» EXERCISE DESCRIPTION
Give back the full material, exactly as it reads.

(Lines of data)
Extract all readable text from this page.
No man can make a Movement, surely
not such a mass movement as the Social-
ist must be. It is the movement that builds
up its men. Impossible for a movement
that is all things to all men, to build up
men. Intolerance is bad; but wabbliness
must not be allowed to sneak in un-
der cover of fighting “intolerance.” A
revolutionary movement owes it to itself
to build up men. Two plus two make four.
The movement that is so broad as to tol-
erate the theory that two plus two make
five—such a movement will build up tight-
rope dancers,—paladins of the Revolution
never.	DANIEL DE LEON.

» THE RESULT
Extract all readable text from this page.
No man can make a Movement, surely
not such a mass movement as the Social-
ist must be. It is the movement that builds
up its men. Impossible for a movement
that is all things to all men, to build up
men. Intolerance is bad; but wabbliness
must not be allowed to sneak in un-
der cover of fighting “intolerance.” A
revolutionary movement owes it to itself
to build up men. Two plus two make four.
The movement that is so broad as to tol-
erate the theory that two plus two make
five—such a movement will build up tight-
rope dancers,—paladins of the Revolution
never.	DANIEL DE LEON.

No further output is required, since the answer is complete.